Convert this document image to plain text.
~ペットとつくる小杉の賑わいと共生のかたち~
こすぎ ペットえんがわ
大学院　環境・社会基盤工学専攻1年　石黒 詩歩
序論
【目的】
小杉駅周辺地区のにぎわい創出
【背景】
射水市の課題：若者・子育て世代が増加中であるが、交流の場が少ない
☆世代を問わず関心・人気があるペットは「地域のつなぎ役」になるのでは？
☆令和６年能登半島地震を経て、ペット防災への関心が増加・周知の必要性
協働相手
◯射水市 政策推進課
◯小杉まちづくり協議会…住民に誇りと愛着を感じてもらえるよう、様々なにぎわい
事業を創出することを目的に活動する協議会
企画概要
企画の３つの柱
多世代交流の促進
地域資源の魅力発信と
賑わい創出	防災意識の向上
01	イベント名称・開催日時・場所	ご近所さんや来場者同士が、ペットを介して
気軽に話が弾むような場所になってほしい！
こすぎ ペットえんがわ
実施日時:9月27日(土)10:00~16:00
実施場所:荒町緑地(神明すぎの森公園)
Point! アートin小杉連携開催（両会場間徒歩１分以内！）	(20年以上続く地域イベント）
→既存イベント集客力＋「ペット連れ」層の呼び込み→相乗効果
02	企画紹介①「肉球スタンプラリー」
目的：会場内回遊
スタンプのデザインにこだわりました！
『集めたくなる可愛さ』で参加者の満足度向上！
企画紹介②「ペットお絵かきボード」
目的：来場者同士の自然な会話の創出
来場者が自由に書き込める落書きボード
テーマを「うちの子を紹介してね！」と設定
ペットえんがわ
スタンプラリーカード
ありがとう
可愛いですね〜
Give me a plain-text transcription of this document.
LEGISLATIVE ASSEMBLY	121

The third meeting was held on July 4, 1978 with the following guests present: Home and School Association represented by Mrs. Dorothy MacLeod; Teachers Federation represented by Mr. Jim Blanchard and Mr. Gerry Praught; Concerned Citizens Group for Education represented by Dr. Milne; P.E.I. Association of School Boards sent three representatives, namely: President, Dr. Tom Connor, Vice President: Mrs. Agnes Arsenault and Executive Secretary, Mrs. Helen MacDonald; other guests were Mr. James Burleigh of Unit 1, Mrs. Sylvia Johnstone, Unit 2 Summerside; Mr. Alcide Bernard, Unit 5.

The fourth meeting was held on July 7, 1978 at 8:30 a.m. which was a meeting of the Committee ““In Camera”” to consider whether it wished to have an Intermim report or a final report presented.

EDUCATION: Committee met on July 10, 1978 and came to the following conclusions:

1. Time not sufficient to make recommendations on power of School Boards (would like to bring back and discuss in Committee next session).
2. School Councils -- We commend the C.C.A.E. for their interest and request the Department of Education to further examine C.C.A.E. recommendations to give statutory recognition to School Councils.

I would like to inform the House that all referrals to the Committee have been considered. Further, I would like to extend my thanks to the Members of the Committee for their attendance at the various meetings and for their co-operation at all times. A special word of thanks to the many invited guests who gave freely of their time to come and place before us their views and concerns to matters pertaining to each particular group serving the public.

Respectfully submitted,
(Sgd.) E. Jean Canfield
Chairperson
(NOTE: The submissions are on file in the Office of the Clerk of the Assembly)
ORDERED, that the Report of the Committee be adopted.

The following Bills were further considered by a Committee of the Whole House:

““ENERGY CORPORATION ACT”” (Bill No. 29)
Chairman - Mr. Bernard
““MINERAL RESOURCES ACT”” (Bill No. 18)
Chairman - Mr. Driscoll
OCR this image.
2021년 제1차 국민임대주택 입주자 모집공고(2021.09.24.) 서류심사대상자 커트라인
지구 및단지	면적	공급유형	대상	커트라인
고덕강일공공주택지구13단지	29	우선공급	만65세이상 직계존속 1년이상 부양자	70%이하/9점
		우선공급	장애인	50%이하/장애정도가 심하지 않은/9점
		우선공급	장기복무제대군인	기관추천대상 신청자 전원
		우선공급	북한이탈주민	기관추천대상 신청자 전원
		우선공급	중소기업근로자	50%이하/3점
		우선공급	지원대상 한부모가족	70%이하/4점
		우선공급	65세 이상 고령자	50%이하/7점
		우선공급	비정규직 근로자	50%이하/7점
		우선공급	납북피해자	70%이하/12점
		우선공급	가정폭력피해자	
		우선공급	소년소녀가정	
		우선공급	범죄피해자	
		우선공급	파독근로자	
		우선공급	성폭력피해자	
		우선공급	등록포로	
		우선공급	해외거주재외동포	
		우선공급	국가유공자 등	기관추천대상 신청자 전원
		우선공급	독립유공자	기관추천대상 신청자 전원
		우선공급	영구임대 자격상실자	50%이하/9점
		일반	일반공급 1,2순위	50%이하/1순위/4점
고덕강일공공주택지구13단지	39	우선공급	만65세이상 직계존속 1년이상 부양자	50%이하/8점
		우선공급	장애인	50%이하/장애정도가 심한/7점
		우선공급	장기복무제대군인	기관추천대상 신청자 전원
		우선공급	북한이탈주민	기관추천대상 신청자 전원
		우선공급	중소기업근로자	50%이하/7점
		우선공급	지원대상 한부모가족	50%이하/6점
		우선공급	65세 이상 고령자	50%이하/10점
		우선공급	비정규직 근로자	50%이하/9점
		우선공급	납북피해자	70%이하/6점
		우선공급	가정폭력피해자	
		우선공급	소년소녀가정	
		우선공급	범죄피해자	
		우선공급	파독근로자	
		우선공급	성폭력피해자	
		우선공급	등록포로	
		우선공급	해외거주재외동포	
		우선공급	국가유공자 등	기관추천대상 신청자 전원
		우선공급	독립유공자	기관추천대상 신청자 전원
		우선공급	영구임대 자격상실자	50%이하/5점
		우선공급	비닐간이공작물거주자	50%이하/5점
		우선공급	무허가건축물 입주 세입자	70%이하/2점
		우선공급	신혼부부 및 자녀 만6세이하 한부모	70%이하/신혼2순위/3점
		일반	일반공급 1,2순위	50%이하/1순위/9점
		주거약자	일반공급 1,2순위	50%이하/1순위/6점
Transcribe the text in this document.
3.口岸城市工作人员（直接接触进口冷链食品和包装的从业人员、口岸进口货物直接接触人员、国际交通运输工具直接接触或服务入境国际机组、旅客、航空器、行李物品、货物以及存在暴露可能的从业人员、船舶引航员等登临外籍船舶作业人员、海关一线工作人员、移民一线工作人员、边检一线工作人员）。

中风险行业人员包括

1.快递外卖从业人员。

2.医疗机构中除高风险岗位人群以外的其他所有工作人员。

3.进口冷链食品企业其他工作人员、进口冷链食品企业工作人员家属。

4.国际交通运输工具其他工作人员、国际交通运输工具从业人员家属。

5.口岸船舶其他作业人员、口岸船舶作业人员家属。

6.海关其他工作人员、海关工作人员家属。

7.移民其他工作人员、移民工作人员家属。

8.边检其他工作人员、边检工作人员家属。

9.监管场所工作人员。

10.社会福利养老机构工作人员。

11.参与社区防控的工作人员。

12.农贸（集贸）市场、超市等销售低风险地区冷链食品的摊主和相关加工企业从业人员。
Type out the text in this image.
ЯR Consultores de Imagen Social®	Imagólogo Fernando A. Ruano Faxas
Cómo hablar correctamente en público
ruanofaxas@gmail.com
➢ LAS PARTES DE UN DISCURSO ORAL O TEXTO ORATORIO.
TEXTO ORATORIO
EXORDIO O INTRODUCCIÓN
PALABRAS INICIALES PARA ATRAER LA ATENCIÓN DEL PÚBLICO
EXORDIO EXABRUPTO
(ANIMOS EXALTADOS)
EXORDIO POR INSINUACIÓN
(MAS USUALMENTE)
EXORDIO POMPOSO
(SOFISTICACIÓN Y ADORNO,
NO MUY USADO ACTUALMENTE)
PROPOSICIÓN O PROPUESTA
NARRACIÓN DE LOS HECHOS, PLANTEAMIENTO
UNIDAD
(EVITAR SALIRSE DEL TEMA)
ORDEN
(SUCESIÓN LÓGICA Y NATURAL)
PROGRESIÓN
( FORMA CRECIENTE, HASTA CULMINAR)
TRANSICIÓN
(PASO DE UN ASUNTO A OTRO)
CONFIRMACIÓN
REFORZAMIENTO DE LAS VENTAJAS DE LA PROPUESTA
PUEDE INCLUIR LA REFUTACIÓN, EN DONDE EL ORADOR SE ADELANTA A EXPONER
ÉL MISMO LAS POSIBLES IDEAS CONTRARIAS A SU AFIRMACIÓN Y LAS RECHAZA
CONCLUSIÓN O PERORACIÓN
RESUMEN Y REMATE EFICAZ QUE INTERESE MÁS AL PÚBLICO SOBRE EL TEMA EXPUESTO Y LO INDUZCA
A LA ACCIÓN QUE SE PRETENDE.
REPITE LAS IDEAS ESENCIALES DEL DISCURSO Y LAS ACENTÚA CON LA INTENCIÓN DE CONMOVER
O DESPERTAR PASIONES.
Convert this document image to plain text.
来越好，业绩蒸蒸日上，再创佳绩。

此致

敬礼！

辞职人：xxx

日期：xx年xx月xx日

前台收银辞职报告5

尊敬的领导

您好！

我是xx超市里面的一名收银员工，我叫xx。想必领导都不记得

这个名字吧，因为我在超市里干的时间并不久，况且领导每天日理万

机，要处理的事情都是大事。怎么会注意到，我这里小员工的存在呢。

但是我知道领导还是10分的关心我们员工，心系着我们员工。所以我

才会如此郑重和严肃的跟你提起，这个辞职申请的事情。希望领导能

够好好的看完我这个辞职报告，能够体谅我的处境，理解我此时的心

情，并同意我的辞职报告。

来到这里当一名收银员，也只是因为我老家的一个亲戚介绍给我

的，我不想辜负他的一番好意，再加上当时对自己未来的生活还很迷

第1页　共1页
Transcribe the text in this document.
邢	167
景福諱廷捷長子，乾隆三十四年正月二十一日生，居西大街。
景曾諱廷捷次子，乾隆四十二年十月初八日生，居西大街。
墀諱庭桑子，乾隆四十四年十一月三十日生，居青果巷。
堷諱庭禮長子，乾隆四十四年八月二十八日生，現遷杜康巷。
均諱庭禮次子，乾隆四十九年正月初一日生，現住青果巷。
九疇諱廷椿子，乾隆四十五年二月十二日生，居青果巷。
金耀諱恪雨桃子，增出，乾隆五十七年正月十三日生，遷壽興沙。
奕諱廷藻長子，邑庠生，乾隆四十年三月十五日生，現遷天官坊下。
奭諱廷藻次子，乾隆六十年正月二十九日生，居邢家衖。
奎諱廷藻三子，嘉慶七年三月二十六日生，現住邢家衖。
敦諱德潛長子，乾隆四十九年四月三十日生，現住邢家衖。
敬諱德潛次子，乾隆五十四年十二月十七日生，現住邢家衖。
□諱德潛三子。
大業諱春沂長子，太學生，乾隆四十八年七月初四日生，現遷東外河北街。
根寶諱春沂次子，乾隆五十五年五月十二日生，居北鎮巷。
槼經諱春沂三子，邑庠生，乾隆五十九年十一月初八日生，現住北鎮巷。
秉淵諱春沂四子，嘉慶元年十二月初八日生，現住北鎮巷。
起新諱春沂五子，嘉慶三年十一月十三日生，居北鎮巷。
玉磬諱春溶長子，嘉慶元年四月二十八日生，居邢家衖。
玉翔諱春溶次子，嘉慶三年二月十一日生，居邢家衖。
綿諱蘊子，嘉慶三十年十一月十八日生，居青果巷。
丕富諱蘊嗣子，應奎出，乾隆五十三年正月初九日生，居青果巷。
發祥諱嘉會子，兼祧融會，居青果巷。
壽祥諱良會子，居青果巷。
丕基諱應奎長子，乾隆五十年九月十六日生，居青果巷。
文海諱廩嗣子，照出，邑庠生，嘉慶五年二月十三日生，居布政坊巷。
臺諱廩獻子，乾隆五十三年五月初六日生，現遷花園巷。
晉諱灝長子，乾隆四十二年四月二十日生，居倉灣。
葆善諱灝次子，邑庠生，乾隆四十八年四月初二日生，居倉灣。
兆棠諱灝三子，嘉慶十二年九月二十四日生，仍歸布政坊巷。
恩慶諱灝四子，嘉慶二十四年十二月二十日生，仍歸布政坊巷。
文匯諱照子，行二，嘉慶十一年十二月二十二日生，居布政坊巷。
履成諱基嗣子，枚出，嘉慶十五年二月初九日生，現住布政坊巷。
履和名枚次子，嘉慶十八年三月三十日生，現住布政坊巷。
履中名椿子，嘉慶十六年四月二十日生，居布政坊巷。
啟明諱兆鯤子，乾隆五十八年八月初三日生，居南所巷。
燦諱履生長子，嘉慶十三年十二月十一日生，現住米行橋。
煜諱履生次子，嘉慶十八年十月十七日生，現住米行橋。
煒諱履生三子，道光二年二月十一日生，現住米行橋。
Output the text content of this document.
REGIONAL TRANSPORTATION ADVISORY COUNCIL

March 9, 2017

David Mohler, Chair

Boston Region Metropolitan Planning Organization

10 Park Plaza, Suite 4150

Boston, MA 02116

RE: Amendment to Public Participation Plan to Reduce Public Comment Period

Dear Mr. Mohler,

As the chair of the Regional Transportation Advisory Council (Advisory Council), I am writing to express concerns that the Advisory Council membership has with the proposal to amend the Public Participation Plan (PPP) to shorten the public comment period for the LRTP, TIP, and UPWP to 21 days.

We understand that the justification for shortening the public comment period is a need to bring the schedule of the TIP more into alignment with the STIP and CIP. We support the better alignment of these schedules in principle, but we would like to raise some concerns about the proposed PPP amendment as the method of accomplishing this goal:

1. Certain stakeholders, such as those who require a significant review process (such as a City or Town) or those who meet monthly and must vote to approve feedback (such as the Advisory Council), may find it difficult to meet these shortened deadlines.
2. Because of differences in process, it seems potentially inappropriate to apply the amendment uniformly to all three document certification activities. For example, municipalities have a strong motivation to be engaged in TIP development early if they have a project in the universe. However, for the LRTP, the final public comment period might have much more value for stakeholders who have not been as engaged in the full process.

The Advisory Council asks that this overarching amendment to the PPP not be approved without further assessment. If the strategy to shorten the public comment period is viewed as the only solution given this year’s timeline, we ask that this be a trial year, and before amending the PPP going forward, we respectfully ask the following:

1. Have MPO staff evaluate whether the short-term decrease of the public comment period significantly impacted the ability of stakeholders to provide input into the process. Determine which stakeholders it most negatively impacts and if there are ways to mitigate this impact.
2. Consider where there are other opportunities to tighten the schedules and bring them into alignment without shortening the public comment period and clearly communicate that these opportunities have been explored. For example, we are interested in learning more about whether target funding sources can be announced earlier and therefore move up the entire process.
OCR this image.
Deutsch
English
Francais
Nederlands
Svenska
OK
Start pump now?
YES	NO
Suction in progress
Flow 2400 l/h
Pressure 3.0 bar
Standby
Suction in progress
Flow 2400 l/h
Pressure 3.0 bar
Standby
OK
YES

Exercise prompt:
Look through the records and count each line that holds "現住米行橋". Write only the total.

Reply:
3